-- start of The records --

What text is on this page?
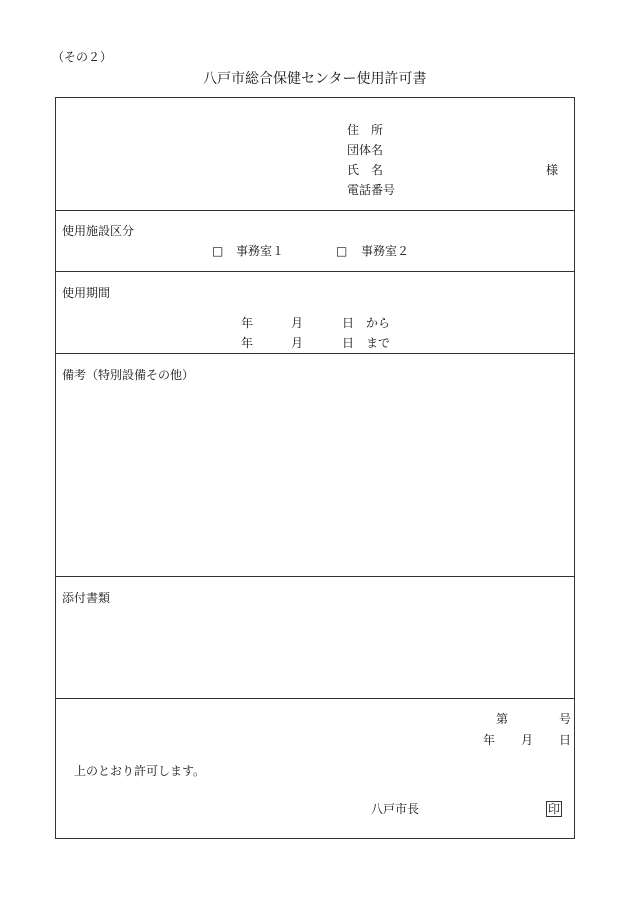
（その２）
八戸市総合保健センター使用許可書
住　所
団体名
氏　名	様
電話番号
使用施設区分
□ 事務室１	□ 事務室２
使用期間
年	月	日 から
年	月	日 まで
備考（特別設備その他）
添付書類
第	号
年 月 日
上のとおり許可します。
八戸市長	印
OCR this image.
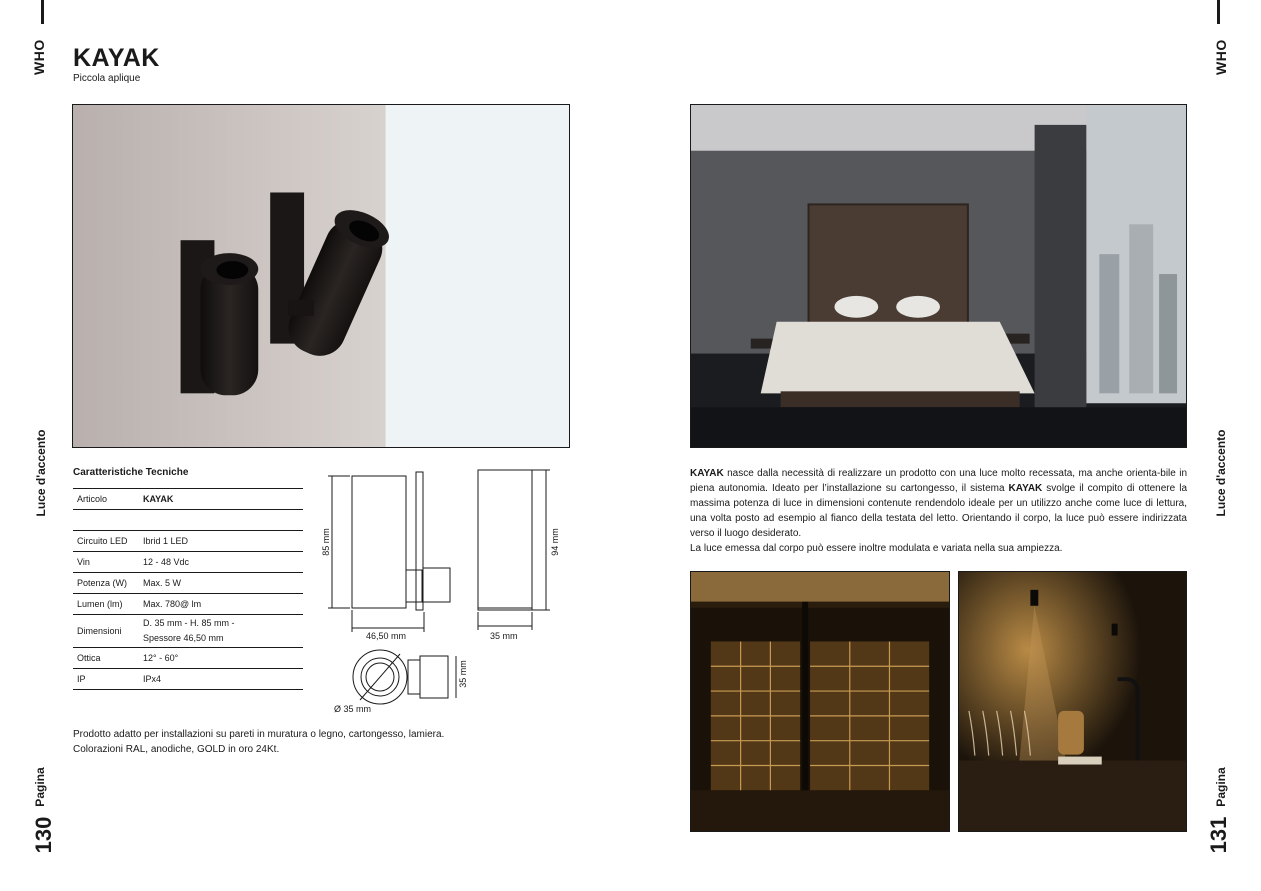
WHO
Luce d'accento
Pagina
130
WHO
Luce d'accento
Pagina
131
KAYAK
Piccola aplique
Caratteristiche Tecniche
Articolo	KAYAK
Circuito LED	Ibrid 1 LED
Vin	12 - 48 Vdc
Potenza (W)	Max. 5 W
Lumen (lm)	Max. 780@ lm
Dimensioni
D. 35 mm - H. 85 mm -
Spessore 46,50 mm
Ottica	12° - 60°
IP	IPx4
85 mm
46,50 mm
94 mm
35 mm
Ø 35 mm
35 mm
Prodotto adatto per installazioni su pareti in muratura o legno, cartongesso, lamiera.
Colorazioni RAL, anodiche, GOLD in oro 24Kt.
KAYAK nasce dalla necessità di realizzare un prodotto con una luce molto recessata, ma anche orienta-bile in piena autonomia. Ideato per l’installazione su cartongesso, il sistema KAYAK svolge il compito di ottenere la massima potenza di luce in dimensioni contenute rendendolo ideale per un utilizzo anche come luce di lettura, una volta posto ad esempio al fianco della testata del letto. Orientando il corpo, la luce può essere indirizzata verso il luogo desiderato.
La luce emessa dal corpo può essere inoltre modulata e variata nella sua ampiezza.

-- end of The records --

• [Work to be completed]:
The records shown above are to be repeated exactly, with the pictures left out.

• [Reply]:
What text is on this page?
（その２）
八戸市総合保健センター使用許可書
住　所
団体名
氏　名	様
電話番号
使用施設区分
□ 事務室１	□ 事務室２
使用期間
年	月	日 から
年	月	日 まで
備考（特別設備その他）
添付書類
第	号
年 月 日
上のとおり許可します。
八戸市長	印
OCR this image.
WHO
Luce d'accento
Pagina
130
WHO
Luce d'accento
Pagina
131
KAYAK
Piccola aplique
Caratteristiche Tecniche
Articolo	KAYAK
Circuito LED	Ibrid 1 LED
Vin	12 - 48 Vdc
Potenza (W)	Max. 5 W
Lumen (lm)	Max. 780@ lm
Dimensioni
D. 35 mm - H. 85 mm -
Spessore 46,50 mm
Ottica	12° - 60°
IP	IPx4
85 mm
46,50 mm
94 mm
35 mm
Ø 35 mm
35 mm
Prodotto adatto per installazioni su pareti in muratura o legno, cartongesso, lamiera.
Colorazioni RAL, anodiche, GOLD in oro 24Kt.
KAYAK nasce dalla necessità di realizzare un prodotto con una luce molto recessata, ma anche orienta-bile in piena autonomia. Ideato per l’installazione su cartongesso, il sistema KAYAK svolge il compito di ottenere la massima potenza di luce in dimensioni contenute rendendolo ideale per un utilizzo anche come luce di lettura, una volta posto ad esempio al fianco della testata del letto. Orientando il corpo, la luce può essere indirizzata verso il luogo desiderato.
La luce emessa dal corpo può essere inoltre modulata e variata nella sua ampiezza.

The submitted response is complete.